____ Data for the task

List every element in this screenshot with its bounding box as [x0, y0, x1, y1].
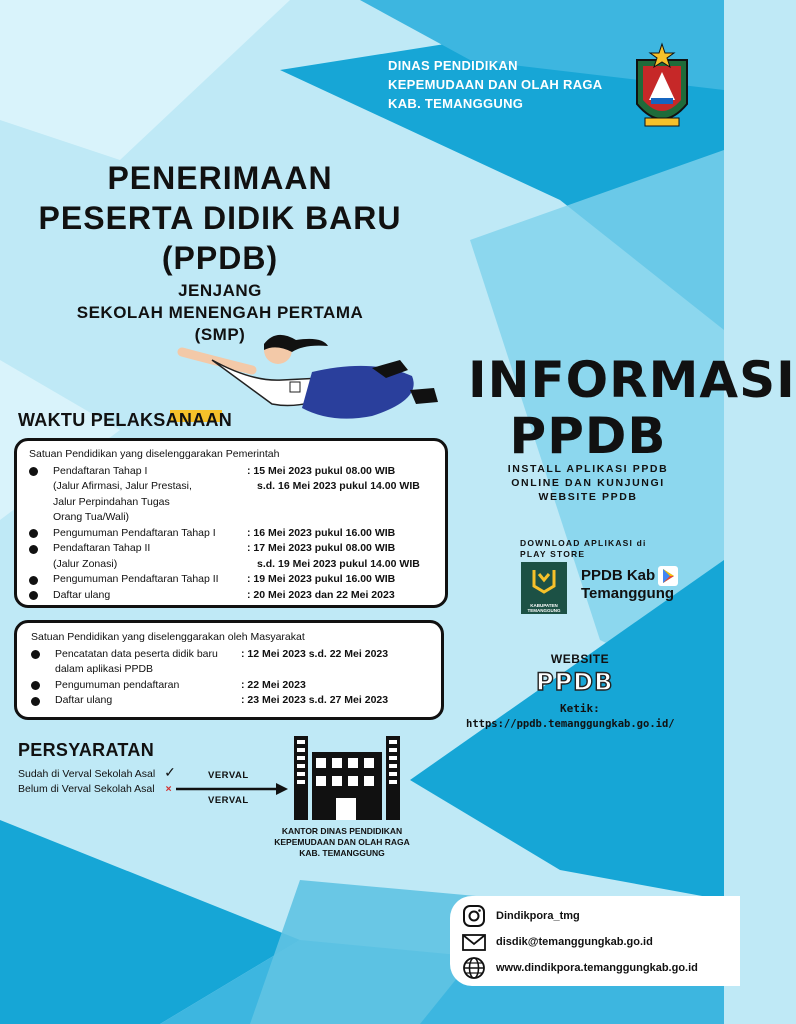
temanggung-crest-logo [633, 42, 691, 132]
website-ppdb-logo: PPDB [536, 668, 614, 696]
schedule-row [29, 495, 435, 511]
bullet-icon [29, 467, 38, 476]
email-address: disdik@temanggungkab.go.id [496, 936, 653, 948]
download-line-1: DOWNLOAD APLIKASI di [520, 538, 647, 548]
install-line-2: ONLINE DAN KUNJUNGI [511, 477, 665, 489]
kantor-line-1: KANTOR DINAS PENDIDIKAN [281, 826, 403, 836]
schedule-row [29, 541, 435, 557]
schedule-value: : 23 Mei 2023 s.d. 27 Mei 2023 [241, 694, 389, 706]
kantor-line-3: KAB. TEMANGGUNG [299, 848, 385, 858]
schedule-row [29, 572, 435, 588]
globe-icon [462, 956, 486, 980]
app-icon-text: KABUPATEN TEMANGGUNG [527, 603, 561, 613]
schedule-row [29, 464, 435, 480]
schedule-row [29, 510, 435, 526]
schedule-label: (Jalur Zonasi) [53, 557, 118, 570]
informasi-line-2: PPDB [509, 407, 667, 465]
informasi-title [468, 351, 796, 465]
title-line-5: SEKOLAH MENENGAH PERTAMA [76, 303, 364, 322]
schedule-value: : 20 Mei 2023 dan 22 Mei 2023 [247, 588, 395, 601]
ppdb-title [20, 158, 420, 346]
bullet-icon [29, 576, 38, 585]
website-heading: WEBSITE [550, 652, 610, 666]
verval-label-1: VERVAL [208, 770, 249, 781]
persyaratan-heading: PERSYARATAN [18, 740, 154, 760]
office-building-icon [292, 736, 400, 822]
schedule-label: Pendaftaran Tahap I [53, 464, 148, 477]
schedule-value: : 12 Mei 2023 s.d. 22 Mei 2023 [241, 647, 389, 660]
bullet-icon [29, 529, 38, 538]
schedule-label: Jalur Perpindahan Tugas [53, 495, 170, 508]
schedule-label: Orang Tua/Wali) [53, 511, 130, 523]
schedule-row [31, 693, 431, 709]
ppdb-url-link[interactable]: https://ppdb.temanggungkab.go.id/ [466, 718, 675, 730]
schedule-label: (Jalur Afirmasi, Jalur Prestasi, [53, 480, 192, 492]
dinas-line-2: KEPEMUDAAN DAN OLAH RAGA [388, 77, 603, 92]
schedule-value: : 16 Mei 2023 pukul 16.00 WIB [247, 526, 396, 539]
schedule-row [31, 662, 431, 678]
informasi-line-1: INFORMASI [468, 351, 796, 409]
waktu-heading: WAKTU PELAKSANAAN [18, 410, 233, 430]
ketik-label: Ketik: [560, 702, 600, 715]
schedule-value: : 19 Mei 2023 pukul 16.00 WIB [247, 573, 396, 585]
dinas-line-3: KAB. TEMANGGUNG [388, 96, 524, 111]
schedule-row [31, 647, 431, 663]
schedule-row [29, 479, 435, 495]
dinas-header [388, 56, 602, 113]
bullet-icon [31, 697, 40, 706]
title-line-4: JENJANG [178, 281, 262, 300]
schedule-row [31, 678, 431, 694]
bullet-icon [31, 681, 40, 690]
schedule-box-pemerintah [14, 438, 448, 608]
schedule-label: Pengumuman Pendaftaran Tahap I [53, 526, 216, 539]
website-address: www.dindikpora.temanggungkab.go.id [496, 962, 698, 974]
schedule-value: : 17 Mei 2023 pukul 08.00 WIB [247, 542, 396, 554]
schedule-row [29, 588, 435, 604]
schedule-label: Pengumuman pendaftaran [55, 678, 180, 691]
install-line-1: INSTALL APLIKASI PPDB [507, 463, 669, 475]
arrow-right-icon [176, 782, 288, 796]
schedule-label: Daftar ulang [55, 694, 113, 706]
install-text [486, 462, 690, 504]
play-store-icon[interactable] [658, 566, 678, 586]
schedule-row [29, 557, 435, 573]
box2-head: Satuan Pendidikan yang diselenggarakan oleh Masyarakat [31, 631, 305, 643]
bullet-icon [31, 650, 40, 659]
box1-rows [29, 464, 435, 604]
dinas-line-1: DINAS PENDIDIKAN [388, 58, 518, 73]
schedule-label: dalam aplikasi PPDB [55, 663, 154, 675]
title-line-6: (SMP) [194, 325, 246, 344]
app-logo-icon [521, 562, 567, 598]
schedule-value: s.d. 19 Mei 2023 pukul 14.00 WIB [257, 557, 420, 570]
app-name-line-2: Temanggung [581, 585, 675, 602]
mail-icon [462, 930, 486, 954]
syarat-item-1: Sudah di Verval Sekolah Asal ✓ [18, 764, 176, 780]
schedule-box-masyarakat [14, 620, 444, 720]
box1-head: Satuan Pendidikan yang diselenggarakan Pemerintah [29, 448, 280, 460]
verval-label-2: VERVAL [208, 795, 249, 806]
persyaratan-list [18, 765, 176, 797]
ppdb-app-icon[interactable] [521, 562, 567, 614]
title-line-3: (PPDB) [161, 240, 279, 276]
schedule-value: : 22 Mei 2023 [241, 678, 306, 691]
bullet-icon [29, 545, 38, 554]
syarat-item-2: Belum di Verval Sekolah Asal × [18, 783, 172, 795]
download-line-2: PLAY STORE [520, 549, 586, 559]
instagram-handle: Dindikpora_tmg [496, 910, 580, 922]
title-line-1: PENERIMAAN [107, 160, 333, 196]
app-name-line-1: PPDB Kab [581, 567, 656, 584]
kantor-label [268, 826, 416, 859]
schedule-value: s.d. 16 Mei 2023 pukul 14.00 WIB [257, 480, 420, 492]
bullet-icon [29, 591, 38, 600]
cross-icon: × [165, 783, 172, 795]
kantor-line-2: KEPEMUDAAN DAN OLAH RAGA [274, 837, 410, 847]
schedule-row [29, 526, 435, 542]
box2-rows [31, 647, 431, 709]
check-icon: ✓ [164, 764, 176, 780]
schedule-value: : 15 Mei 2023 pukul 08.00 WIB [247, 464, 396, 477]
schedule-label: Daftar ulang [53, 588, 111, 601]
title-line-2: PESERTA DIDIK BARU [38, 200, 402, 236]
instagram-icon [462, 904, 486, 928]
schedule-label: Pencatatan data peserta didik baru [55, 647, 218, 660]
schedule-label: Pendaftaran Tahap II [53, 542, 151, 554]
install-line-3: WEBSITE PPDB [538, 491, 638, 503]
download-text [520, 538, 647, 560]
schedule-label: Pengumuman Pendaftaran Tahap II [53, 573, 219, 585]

________
____ Data for the task

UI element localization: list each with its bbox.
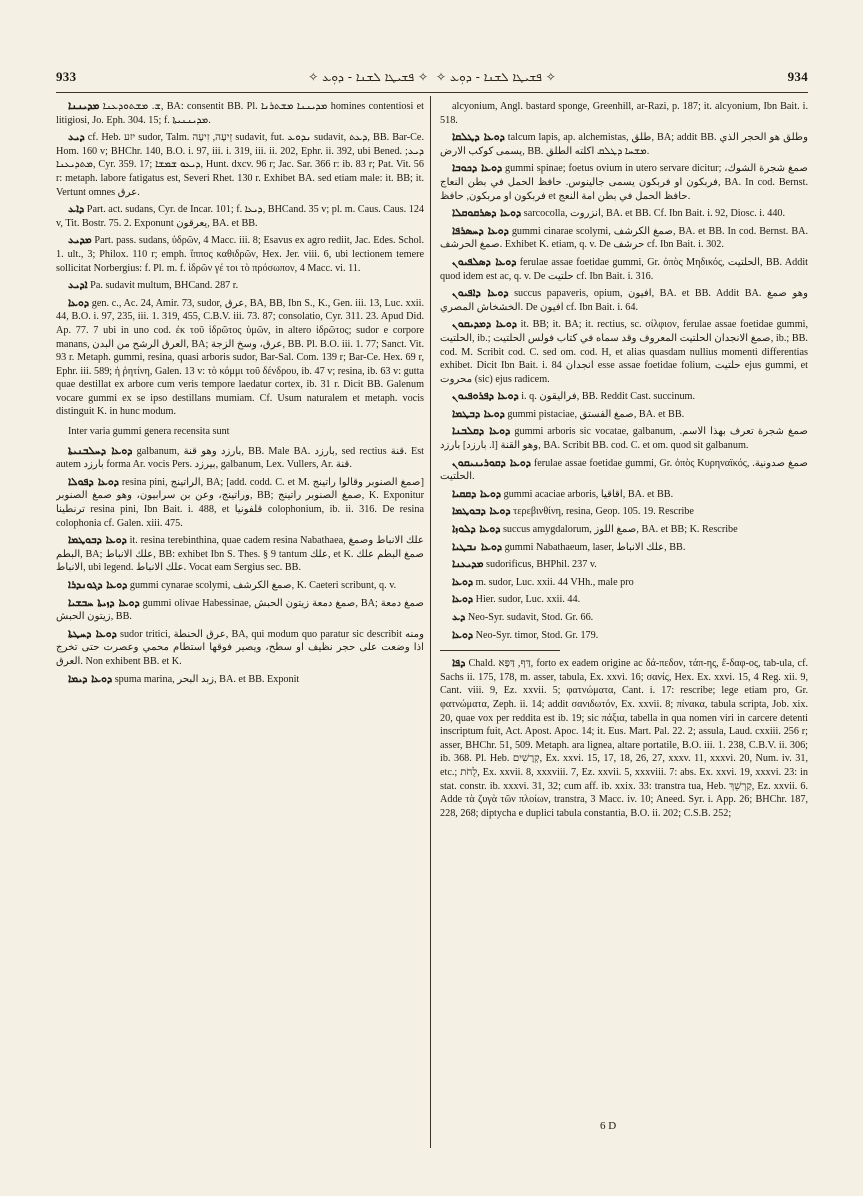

________

Reproduce the data from the line with "List every element" to the line with "website-heading: WEBSITE [550, 652, 610, 666]", swapping "schedule-row" for "timeline-row" and leaving everything else unchanged. Omit the pictures.

List every element in this screenshot with its bounding box as [x0, y0, x1, y1].
temanggung-crest-logo [633, 42, 691, 132]
website-ppdb-logo: PPDB [536, 668, 614, 696]
timeline-row [29, 495, 435, 511]
bullet-icon [29, 467, 38, 476]
email-address: disdik@temanggungkab.go.id [496, 936, 653, 948]
download-line-1: DOWNLOAD APLIKASI di [520, 538, 647, 548]
install-line-2: ONLINE DAN KUNJUNGI [511, 477, 665, 489]
kantor-line-1: KANTOR DINAS PENDIDIKAN [281, 826, 403, 836]
timeline-row [29, 541, 435, 557]
schedule-value: : 23 Mei 2023 s.d. 27 Mei 2023 [241, 694, 389, 706]
kantor-line-3: KAB. TEMANGGUNG [299, 848, 385, 858]
timeline-row [29, 572, 435, 588]
globe-icon [462, 956, 486, 980]
app-icon-text: KABUPATEN TEMANGGUNG [527, 603, 561, 613]
timeline-row [29, 464, 435, 480]
timeline-row [29, 510, 435, 526]
schedule-label: (Jalur Zonasi) [53, 557, 118, 570]
informasi-line-2: PPDB [509, 407, 667, 465]
informasi-title [468, 351, 796, 465]
title-line-5: SEKOLAH MENENGAH PERTAMA [76, 303, 364, 322]
schedule-value: : 20 Mei 2023 dan 22 Mei 2023 [247, 588, 395, 601]
ppdb-title [20, 158, 420, 346]
bullet-icon [29, 576, 38, 585]
website-heading: WEBSITE [550, 652, 610, 666]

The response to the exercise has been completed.